== EXERCISE DATA ==

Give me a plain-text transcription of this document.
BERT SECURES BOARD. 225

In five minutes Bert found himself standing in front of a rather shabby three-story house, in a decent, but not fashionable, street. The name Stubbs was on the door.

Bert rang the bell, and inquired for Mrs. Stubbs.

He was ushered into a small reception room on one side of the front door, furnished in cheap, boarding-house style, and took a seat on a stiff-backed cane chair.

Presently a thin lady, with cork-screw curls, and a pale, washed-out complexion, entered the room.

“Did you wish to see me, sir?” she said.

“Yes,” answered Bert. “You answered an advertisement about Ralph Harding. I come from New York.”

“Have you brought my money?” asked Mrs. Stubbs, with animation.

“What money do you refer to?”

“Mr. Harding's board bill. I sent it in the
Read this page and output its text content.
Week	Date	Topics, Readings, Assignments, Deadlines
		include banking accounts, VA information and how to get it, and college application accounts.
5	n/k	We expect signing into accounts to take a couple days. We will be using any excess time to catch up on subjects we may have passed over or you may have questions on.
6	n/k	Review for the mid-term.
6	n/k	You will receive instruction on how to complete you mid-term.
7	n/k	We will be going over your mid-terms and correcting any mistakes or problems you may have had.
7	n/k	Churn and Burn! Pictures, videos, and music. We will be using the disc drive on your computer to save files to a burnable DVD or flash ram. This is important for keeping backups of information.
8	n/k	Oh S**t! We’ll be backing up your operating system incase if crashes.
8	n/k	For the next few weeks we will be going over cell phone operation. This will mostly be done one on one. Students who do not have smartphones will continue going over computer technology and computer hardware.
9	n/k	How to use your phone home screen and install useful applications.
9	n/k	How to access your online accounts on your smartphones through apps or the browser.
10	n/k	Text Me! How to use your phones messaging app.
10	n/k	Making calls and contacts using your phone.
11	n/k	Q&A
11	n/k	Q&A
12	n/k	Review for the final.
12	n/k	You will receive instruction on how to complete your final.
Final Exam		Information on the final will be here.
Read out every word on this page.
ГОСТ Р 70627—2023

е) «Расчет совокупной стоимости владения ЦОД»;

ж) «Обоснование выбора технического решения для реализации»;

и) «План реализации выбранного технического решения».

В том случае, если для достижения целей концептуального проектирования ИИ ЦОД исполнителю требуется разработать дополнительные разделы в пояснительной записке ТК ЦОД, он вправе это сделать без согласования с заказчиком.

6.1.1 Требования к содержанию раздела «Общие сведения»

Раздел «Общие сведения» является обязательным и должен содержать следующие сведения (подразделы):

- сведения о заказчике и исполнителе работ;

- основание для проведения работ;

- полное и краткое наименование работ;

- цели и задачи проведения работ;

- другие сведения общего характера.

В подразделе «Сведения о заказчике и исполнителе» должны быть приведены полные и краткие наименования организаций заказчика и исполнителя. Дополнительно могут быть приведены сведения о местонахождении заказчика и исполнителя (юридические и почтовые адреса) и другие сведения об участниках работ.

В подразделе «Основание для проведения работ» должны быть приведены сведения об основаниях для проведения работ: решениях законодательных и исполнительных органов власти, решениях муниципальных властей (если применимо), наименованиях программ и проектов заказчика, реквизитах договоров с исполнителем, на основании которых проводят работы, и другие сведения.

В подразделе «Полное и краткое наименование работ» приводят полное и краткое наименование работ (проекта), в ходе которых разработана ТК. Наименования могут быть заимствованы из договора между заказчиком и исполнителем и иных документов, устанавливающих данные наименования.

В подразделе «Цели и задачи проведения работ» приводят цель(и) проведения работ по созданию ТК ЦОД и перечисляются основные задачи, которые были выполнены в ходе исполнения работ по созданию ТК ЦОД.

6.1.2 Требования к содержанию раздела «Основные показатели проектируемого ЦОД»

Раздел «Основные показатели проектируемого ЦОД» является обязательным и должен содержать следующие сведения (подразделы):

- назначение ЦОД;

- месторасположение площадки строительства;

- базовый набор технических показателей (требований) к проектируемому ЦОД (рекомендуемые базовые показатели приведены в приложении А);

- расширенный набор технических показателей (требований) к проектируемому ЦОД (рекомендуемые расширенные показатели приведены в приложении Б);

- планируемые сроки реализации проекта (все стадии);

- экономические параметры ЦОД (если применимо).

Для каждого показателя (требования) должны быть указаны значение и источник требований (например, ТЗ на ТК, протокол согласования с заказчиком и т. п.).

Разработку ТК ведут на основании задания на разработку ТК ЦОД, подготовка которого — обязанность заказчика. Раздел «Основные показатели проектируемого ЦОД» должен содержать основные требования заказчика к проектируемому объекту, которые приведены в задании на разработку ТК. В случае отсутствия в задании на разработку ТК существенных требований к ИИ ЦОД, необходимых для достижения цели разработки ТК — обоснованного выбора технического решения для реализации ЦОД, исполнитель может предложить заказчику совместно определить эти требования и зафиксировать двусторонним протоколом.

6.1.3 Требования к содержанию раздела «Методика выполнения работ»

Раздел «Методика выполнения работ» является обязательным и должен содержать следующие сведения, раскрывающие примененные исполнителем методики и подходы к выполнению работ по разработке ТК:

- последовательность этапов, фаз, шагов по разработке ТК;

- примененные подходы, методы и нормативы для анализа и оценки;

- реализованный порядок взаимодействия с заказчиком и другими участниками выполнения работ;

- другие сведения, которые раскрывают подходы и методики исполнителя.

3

== WHAT IS ASKED ==
How many lines in the listing above contain "page"? Answer with the number alone.

== CORRECT ANSWER ==
2